* _Exercise prompt_
Reproduce all the entries precisely.

* _Items from a figure collection_

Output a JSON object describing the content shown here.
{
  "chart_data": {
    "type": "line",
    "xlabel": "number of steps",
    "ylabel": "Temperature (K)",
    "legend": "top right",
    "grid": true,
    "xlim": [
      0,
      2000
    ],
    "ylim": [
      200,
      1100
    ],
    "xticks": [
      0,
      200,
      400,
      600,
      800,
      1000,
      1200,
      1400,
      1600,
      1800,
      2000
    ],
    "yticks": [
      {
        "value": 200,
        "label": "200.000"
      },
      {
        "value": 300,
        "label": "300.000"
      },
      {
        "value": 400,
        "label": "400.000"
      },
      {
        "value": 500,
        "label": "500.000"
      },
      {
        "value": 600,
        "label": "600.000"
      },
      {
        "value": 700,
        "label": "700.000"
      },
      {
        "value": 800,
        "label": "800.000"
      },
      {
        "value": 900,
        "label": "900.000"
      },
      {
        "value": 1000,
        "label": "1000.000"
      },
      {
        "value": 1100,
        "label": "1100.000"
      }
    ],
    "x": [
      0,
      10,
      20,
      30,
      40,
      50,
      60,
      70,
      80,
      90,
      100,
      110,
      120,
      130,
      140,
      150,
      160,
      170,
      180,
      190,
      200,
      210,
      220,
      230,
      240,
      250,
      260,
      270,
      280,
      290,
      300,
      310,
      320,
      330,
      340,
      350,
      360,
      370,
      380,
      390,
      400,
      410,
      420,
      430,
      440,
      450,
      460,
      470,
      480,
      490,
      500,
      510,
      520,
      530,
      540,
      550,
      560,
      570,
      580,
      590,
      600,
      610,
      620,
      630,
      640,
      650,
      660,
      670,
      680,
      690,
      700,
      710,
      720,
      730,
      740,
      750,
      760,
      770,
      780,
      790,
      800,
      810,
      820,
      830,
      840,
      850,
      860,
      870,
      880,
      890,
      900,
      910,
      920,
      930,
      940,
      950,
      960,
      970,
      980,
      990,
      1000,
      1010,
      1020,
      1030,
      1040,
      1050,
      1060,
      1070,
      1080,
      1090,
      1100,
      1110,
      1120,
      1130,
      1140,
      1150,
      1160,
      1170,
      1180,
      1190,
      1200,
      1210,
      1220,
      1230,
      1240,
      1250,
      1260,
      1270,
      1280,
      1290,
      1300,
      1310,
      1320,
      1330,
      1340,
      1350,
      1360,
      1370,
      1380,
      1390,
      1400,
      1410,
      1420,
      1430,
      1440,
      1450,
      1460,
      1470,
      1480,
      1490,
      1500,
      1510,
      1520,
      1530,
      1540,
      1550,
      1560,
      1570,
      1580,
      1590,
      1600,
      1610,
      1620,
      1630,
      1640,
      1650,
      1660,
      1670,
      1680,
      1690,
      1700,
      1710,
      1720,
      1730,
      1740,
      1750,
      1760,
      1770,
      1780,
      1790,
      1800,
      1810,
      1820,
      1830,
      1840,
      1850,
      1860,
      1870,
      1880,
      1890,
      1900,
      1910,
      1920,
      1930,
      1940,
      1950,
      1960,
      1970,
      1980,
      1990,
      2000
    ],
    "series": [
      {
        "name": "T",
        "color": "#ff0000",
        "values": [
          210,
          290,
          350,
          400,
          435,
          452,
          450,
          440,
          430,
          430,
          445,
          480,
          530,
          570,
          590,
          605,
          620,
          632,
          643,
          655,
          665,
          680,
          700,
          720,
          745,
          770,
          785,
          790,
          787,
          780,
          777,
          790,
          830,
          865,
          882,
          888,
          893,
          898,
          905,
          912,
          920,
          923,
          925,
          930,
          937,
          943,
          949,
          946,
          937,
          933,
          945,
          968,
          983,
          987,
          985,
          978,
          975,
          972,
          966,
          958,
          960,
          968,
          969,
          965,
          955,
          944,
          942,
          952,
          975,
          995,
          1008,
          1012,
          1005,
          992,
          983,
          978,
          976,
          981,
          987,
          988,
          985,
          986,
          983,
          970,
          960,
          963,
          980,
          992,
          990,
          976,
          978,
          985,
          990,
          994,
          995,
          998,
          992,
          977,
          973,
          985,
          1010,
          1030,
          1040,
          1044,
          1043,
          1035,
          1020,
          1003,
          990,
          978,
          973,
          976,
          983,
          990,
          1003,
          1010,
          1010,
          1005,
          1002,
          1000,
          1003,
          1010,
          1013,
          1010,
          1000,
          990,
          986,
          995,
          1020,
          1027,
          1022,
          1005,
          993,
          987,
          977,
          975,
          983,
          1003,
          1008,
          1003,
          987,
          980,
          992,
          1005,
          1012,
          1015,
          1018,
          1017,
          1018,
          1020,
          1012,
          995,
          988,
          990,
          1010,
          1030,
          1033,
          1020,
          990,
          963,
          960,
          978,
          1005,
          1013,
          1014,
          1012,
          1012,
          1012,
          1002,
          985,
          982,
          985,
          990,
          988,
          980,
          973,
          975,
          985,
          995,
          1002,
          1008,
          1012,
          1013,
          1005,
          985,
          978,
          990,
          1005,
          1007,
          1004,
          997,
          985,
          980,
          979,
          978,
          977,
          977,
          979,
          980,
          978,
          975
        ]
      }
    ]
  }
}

* _Correct answer_
Output a JSON object describing the content shown here.
{
  "chart_data": {
    "type": "line",
    "xlabel": "number of steps",
    "ylabel": "Temperature (K)",
    "legend": "top right",
    "grid": true,
    "xlim": [
      0,
      2000
    ],
    "ylim": [
      200,
      1100
    ],
    "xticks": [
      0,
      200,
      400,
      600,
      800,
      1000,
      1200,
      1400,
      1600,
      1800,
      2000
    ],
    "yticks": [
      {
        "value": 200,
        "label": "200.000"
      },
      {
        "value": 300,
        "label": "300.000"
      },
      {
        "value": 400,
        "label": "400.000"
      },
      {
        "value": 500,
        "label": "500.000"
      },
      {
        "value": 600,
        "label": "600.000"
      },
      {
        "value": 700,
        "label": "700.000"
      },
      {
        "value": 800,
        "label": "800.000"
      },
      {
        "value": 900,
        "label": "900.000"
      },
      {
        "value": 1000,
        "label": "1000.000"
      },
      {
        "value": 1100,
        "label": "1100.000"
      }
    ],
    "x": [
      0,
      10,
      20,
      30,
      40,
      50,
      60,
      70,
      80,
      90,
      100,
      110,
      120,
      130,
      140,
      150,
      160,
      170,
      180,
      190,
      200,
      210,
      220,
      230,
      240,
      250,
      260,
      270,
      280,
      290,
      300,
      310,
      320,
      330,
      340,
      350,
      360,
      370,
      380,
      390,
      400,
      410,
      420,
      430,
      440,
      450,
      460,
      470,
      480,
      490,
      500,
      510,
      520,
      530,
      540,
      550,
      560,
      570,
      580,
      590,
      600,
      610,
      620,
      630,
      640,
      650,
      660,
      670,
      680,
      690,
      700,
      710,
      720,
      730,
      740,
      750,
      760,
      770,
      780,
      790,
      800,
      810,
      820,
      830,
      840,
      850,
      860,
      870,
      880,
      890,
      900,
      910,
      920,
      930,
      940,
      950,
      960,
      970,
      980,
      990,
      1000,
      1010,
      1020,
      1030,
      1040,
      1050,
      1060,
      1070,
      1080,
      1090,
      1100,
      1110,
      1120,
      1130,
      1140,
      1150,
      1160,
      1170,
      1180,
      1190,
      1200,
      1210,
      1220,
      1230,
      1240,
      1250,
      1260,
      1270,
      1280,
      1290,
      1300,
      1310,
      1320,
      1330,
      1340,
      1350,
      1360,
      1370,
      1380,
      1390,
      1400,
      1410,
      1420,
      1430,
      1440,
      1450,
      1460,
      1470,
      1480,
      1490,
      1500,
      1510,
      1520,
      1530,
      1540,
      1550,
      1560,
      1570,
      1580,
      1590,
      1600,
      1610,
      1620,
      1630,
      1640,
      1650,
      1660,
      1670,
      1680,
      1690,
      1700,
      1710,
      1720,
      1730,
      1740,
      1750,
      1760,
      1770,
      1780,
      1790,
      1800,
      1810,
      1820,
      1830,
      1840,
      1850,
      1860,
      1870,
      1880,
      1890,
      1900,
      1910,
      1920,
      1930,
      1940,
      1950,
      1960,
      1970,
      1980,
      1990,
      2000
    ],
    "series": [
      {
        "name": "T",
        "color": "#ff0000",
        "values": [
          210,
          290,
          350,
          400,
          435,
          452,
          450,
          440,
          430,
          430,
          445,
          480,
          530,
          570,
          590,
          605,
          620,
          632,
          643,
          655,
          665,
          680,
          700,
          720,
          745,
          770,
          785,
          790,
          787,
          780,
          777,
          790,
          830,
          865,
          882,
          888,
          893,
          898,
          905,
          912,
          920,
          923,
          925,
          930,
          937,
          943,
          949,
          946,
          937,
          933,
          945,
          968,
          983,
          987,
          985,
          978,
          975,
          972,
          966,
          958,
          960,
          968,
          969,
          965,
          955,
          944,
          942,
          952,
          975,
          995,
          1008,
          1012,
          1005,
          992,
          983,
          978,
          976,
          981,
          987,
          988,
          985,
          986,
          983,
          970,
          960,
          963,
          980,
          992,
          990,
          976,
          978,
          985,
          990,
          994,
          995,
          998,
          992,
          977,
          973,
          985,
          1010,
          1030,
          1040,
          1044,
          1043,
          1035,
          1020,
          1003,
          990,
          978,
          973,
          976,
          983,
          990,
          1003,
          1010,
          1010,
          1005,
          1002,
          1000,
          1003,
          1010,
          1013,
          1010,
          1000,
          990,
          986,
          995,
          1020,
          1027,
          1022,
          1005,
          993,
          987,
          977,
          975,
          983,
          1003,
          1008,
          1003,
          987,
          980,
          992,
          1005,
          1012,
          1015,
          1018,
          1017,
          1018,
          1020,
          1012,
          995,
          988,
          990,
          1010,
          1030,
          1033,
          1020,
          990,
          963,
          960,
          978,
          1005,
          1013,
          1014,
          1012,
          1012,
          1012,
          1002,
          985,
          982,
          985,
          990,
          988,
          980,
          973,
          975,
          985,
          995,
          1002,
          1008,
          1012,
          1013,
          1005,
          985,
          978,
          990,
          1005,
          1007,
          1004,
          997,
          985,
          980,
          979,
          978,
          977,
          977,
          979,
          980,
          978,
          975
        ]
      }
    ]
  }
}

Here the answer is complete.